→ RECORD EXCERPTS
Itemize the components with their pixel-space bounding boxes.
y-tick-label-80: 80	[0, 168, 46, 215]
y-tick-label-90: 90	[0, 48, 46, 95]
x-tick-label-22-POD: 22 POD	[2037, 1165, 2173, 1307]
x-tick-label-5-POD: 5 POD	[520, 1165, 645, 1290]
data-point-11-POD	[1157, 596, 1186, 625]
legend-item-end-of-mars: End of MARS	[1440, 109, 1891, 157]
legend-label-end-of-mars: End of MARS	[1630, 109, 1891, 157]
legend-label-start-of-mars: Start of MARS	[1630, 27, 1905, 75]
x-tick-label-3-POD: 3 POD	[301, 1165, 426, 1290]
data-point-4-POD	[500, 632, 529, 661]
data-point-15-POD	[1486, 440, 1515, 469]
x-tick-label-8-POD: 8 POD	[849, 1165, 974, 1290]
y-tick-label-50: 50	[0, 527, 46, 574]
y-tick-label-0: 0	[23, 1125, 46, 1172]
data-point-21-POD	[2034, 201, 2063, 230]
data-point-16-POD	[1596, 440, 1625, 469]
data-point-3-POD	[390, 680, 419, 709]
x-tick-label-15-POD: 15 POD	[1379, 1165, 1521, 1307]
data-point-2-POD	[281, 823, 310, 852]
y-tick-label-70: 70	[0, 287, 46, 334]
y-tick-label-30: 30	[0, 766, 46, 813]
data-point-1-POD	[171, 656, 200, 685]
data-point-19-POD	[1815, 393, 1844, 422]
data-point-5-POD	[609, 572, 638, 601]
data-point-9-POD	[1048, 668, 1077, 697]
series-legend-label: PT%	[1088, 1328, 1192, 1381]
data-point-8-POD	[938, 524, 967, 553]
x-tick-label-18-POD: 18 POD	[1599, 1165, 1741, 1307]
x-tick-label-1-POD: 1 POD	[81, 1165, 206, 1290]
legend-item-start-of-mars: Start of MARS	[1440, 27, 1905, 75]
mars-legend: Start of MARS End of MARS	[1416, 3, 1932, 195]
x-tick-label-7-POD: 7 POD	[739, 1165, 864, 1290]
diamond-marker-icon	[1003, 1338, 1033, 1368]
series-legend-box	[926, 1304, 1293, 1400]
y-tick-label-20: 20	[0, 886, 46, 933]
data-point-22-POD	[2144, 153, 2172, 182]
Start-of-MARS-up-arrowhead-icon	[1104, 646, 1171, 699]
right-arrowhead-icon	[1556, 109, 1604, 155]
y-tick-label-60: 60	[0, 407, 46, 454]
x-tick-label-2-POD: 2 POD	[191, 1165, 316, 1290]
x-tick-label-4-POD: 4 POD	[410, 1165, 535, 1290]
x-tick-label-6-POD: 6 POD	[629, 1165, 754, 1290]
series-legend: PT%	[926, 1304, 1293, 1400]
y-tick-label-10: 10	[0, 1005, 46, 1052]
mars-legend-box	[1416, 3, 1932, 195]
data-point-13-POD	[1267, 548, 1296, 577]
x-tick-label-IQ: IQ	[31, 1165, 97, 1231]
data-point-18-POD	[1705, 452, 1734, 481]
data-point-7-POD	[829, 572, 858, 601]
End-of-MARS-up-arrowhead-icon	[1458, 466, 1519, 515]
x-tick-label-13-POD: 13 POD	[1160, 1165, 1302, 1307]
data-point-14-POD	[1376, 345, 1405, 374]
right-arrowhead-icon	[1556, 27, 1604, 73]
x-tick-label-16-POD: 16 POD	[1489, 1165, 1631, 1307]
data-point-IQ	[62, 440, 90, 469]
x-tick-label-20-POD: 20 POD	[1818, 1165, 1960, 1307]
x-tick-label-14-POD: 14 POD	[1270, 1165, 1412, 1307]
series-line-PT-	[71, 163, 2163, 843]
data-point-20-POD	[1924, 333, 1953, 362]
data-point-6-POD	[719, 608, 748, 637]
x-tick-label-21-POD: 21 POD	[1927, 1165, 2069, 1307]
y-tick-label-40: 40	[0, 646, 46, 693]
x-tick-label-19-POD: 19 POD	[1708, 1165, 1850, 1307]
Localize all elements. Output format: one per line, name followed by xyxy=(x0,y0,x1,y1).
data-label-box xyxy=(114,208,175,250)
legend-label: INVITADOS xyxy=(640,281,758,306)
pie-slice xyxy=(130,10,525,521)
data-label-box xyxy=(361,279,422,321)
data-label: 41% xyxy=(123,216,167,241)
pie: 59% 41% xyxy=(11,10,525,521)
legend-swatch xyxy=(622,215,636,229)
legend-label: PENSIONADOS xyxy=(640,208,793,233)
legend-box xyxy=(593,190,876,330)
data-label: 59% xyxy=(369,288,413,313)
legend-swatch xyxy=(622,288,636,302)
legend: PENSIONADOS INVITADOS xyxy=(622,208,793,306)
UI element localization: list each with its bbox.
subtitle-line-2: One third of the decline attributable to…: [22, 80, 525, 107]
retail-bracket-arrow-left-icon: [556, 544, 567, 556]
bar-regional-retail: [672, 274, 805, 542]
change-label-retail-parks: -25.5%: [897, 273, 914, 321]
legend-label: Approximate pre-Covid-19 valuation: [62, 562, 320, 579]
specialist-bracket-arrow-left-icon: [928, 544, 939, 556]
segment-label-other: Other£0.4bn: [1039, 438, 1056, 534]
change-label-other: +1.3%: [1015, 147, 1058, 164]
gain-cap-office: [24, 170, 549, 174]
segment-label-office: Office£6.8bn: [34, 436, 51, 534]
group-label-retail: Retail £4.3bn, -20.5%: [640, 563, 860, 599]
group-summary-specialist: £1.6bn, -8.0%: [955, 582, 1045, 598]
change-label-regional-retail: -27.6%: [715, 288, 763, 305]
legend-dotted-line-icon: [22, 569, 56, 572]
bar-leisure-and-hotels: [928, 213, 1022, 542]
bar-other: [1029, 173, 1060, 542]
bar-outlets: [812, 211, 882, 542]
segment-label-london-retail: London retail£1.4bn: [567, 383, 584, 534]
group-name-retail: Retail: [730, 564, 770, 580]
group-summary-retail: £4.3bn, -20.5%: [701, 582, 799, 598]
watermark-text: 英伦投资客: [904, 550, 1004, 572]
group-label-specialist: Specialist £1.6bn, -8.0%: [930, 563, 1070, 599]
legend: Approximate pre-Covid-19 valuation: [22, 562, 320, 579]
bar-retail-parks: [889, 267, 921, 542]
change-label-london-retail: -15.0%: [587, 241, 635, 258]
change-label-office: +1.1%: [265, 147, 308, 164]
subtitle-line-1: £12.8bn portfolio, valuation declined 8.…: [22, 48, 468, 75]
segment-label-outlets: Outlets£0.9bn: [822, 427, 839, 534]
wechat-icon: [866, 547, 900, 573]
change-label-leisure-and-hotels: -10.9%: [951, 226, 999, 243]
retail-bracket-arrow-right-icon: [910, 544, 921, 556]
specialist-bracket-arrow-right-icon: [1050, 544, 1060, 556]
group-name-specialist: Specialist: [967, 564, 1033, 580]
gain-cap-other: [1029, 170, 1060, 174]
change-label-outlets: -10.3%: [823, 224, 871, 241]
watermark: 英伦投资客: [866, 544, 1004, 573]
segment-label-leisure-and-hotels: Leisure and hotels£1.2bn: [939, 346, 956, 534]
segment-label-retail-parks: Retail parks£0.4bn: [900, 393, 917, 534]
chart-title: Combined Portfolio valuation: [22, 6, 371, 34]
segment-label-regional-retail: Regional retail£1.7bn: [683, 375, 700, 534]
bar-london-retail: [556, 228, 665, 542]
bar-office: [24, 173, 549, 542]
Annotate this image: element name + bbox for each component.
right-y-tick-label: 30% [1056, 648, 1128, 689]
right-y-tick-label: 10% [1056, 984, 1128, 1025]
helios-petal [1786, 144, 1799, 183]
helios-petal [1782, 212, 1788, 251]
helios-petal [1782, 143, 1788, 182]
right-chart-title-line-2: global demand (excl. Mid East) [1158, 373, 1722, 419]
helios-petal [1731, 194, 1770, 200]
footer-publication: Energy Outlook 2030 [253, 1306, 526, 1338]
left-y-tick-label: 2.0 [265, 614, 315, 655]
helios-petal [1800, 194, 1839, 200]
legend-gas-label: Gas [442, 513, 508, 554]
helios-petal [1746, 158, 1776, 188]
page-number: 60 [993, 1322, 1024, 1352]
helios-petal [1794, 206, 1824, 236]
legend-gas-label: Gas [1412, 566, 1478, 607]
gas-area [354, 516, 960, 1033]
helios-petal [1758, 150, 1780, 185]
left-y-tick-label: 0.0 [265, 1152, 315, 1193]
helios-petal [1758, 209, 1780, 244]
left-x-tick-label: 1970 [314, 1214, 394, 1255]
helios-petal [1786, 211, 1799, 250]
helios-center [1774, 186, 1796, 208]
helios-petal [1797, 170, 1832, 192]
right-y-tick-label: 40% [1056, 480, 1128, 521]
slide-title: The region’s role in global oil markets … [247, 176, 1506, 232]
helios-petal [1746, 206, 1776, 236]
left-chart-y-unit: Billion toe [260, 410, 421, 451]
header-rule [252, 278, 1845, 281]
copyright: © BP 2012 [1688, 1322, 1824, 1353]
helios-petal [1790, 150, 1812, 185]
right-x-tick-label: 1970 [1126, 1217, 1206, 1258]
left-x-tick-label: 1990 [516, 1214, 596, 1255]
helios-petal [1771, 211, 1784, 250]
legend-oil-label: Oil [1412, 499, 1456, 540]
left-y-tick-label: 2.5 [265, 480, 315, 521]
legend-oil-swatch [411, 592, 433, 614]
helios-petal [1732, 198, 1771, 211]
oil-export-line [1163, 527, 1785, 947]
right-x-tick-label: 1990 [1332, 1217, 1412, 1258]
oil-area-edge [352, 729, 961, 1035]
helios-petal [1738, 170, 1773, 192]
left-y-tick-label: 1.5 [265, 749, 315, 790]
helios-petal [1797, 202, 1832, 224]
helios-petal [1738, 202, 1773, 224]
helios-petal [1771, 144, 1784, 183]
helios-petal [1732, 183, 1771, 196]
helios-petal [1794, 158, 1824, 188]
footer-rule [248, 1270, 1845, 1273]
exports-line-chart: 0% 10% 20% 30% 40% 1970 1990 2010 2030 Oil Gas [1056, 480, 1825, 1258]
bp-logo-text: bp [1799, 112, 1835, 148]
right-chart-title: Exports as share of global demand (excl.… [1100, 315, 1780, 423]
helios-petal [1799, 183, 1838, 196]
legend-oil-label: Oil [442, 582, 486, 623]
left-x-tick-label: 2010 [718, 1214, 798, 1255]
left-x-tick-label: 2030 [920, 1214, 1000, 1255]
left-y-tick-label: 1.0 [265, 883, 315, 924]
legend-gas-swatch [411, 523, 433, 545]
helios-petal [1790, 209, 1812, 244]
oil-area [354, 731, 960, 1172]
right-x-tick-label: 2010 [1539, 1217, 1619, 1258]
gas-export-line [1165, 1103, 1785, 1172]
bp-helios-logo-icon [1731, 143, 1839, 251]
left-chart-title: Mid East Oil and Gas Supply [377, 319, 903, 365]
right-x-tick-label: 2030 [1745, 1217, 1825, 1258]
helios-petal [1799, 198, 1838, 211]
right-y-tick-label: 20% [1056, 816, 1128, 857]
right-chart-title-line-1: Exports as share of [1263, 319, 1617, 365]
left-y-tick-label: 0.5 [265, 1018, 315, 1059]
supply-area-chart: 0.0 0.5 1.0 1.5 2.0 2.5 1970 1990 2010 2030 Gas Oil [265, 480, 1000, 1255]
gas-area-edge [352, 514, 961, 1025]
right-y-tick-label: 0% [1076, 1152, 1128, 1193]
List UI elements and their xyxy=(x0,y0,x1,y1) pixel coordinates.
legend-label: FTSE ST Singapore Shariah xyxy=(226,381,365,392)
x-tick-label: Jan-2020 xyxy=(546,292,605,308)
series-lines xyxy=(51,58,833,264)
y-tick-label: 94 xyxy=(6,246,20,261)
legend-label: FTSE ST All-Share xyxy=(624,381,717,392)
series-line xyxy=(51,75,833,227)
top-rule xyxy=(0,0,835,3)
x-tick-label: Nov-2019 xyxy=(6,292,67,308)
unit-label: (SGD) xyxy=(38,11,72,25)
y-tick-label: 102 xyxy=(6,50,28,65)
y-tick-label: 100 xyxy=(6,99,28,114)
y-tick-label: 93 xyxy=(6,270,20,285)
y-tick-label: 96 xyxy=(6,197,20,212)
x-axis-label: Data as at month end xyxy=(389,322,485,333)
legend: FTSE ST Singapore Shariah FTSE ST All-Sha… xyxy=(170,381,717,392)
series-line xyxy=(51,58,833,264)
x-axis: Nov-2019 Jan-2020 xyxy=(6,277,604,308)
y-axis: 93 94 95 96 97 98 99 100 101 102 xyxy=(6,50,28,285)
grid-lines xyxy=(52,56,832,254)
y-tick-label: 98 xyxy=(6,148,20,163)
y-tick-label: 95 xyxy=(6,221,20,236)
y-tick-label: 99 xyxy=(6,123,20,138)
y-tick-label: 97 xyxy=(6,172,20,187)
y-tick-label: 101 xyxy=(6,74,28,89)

→ AIM
Identify every line in the data above that contains the string "subtitle", and copy each of those lines in full. Letter case matters.

→ SOLVED EXERCISE
subtitle-line-2: One third of the decline attributable to…: [22, 80, 525, 107]
subtitle-line-1: £12.8bn portfolio, valuation declined 8.…: [22, 48, 468, 75]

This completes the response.